____ GIVEN DATA
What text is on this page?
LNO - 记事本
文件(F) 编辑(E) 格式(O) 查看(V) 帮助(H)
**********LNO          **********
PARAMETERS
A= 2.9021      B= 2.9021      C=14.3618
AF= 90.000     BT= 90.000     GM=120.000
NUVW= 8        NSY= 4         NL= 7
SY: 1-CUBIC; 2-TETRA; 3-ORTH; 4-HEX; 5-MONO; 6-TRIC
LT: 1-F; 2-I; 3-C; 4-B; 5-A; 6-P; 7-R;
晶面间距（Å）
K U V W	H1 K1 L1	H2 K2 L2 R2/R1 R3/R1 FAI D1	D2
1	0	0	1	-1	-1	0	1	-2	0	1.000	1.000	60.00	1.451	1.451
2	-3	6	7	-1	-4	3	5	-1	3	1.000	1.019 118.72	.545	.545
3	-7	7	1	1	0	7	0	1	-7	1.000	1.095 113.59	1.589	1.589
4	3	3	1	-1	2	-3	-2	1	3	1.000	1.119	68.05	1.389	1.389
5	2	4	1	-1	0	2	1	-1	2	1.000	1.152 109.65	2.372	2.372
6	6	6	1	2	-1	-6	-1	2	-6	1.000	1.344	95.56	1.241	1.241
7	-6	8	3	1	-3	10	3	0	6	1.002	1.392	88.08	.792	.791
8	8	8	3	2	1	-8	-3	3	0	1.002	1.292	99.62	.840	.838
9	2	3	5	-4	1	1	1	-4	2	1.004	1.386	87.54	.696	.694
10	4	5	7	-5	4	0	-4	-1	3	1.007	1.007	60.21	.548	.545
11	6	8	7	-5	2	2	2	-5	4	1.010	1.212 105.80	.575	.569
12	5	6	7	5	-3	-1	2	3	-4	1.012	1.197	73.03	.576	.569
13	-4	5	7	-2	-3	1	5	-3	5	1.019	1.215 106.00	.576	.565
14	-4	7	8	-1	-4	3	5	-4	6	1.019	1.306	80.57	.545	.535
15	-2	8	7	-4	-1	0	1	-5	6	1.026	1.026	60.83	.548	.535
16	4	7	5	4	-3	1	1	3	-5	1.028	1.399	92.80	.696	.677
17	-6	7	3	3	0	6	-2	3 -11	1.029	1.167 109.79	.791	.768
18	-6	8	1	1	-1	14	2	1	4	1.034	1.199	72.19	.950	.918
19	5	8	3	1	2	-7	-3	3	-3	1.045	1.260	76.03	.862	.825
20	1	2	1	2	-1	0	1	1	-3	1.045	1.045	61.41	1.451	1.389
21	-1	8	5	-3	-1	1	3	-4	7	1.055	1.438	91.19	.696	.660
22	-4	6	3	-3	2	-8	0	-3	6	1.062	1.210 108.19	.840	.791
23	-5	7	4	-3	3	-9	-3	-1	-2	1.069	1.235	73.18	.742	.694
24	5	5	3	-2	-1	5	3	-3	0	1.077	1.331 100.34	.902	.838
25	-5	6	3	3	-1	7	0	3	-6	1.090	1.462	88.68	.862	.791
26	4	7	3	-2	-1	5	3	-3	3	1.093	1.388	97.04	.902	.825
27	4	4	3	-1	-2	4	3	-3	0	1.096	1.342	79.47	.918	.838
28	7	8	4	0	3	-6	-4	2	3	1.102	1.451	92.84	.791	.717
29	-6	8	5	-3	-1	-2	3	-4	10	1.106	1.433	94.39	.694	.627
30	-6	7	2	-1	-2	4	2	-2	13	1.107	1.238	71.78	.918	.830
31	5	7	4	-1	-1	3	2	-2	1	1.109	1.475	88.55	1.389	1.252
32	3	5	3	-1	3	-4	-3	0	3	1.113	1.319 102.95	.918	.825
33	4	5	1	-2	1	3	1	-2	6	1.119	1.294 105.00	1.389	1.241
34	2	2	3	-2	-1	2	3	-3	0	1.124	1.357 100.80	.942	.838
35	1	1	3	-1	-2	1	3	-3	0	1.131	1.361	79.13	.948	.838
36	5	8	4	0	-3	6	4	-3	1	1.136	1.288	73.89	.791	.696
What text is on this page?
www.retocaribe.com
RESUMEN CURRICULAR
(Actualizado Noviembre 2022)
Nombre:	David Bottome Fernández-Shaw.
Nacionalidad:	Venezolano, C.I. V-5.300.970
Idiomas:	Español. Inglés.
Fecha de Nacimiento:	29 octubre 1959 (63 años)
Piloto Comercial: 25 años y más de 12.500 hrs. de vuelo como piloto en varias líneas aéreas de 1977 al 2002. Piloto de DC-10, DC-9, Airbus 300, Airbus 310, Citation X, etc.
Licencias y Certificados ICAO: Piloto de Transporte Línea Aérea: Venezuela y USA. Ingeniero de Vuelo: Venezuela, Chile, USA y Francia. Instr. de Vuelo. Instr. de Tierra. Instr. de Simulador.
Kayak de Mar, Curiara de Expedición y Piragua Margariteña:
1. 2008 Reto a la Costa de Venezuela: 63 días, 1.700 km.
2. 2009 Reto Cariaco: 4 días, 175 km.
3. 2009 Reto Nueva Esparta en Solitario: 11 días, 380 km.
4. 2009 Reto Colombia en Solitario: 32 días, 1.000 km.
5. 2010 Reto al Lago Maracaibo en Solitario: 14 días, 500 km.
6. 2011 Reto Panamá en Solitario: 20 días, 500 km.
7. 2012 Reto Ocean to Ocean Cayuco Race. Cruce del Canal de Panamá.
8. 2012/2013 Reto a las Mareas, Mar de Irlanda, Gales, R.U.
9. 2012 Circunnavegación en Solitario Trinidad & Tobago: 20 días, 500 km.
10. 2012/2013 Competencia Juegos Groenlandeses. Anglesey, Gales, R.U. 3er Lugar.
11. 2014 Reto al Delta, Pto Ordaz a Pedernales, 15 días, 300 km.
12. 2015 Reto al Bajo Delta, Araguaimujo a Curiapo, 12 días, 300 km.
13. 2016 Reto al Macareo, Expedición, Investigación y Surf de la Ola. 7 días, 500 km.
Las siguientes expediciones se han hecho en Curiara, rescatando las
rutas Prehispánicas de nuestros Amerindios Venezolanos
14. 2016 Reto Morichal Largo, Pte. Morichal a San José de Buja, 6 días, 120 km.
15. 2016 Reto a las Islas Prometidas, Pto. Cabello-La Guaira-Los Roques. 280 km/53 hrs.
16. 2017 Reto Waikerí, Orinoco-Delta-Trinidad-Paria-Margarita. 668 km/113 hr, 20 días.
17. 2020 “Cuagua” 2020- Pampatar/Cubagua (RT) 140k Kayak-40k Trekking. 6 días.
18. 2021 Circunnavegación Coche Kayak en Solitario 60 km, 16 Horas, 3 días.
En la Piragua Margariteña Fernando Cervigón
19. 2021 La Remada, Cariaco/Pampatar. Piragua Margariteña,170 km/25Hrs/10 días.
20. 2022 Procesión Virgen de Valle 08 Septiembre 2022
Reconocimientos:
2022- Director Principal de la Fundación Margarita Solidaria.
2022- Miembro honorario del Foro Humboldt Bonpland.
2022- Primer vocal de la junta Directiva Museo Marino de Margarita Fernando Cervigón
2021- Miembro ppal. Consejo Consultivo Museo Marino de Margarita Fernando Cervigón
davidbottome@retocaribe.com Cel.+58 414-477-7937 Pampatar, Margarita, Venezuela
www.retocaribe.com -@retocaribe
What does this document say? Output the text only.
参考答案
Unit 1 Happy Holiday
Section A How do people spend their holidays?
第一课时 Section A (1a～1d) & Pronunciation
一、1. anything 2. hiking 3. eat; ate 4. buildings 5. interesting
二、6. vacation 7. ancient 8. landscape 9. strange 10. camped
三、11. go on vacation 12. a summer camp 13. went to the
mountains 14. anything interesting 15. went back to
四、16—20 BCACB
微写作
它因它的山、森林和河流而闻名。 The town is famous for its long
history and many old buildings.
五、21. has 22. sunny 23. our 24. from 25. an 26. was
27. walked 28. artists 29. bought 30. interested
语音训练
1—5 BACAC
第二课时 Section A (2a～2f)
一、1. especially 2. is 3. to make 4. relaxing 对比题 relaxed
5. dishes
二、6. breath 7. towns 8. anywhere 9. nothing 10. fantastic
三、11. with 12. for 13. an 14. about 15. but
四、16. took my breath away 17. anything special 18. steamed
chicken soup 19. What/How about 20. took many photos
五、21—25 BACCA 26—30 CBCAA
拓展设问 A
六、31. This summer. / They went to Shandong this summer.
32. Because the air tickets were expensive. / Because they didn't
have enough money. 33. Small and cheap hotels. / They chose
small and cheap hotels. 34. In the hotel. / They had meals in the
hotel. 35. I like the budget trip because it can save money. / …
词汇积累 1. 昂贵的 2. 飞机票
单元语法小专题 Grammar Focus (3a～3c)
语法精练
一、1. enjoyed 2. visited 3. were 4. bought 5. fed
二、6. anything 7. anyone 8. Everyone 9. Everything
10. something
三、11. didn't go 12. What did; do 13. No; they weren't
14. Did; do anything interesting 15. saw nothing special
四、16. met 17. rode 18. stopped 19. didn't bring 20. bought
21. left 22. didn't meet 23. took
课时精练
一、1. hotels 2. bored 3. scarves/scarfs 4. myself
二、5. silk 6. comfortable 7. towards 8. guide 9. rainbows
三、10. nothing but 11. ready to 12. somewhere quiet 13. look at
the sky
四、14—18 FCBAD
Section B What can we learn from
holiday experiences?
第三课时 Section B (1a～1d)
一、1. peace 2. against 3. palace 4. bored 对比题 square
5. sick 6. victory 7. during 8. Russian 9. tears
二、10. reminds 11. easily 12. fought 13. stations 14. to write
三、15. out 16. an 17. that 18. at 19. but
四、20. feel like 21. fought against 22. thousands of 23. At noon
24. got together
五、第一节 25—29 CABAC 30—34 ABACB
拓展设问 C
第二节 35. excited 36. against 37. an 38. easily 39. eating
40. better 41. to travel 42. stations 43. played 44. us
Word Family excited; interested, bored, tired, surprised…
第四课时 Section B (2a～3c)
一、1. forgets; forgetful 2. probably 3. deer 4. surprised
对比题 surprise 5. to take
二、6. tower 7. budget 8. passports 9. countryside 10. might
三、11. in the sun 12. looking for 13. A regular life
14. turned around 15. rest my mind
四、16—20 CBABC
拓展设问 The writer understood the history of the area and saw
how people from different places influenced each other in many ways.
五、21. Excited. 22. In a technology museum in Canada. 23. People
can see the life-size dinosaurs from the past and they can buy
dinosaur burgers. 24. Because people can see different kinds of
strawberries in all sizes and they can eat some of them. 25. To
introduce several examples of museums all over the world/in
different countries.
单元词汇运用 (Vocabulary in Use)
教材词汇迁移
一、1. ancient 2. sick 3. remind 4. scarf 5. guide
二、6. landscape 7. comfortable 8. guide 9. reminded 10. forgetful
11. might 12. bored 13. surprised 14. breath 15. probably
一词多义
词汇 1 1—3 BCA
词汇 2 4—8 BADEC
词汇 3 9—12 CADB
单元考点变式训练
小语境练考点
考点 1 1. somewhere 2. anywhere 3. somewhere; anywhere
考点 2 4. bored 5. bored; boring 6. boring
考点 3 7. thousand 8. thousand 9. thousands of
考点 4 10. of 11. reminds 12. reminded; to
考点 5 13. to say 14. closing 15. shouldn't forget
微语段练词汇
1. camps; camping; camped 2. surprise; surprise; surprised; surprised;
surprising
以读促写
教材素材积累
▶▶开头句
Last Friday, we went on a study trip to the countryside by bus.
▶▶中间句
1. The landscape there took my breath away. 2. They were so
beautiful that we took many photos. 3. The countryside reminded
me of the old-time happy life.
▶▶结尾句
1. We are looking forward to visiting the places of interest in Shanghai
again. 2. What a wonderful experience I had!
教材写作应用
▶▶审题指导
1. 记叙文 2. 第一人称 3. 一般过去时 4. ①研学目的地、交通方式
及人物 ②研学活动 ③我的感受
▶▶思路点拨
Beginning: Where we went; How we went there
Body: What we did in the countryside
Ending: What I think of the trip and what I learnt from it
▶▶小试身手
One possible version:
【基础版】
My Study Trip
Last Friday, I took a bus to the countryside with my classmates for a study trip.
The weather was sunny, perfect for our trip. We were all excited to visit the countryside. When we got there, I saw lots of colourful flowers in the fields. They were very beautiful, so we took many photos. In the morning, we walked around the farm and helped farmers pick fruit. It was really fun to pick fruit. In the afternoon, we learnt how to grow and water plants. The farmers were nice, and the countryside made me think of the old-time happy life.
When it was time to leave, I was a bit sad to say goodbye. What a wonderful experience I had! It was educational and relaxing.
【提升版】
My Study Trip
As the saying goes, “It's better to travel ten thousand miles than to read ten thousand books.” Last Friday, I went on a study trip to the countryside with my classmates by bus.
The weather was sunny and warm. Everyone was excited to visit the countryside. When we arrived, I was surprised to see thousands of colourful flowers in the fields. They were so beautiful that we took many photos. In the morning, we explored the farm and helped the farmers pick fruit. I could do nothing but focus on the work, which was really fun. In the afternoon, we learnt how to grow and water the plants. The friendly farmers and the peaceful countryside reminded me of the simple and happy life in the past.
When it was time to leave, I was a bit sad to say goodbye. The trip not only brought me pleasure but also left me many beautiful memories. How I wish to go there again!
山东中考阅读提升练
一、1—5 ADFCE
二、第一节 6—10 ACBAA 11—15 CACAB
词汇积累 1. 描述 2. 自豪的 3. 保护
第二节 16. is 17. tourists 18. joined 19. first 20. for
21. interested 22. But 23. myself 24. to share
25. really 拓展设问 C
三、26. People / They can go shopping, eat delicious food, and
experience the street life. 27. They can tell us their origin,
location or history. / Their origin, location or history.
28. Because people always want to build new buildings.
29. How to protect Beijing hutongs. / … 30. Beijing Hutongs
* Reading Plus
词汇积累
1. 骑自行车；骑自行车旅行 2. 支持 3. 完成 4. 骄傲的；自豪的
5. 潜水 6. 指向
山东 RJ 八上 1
________
EXERCISE: Gather each line from the entries above that includes the word "interested".

RESPONSE BELOW:
27. walked 28. artists 29. bought 30. interested
Word Family excited; interested, bored, tired, surprised…
21. interested 22. But 23. myself 24. to share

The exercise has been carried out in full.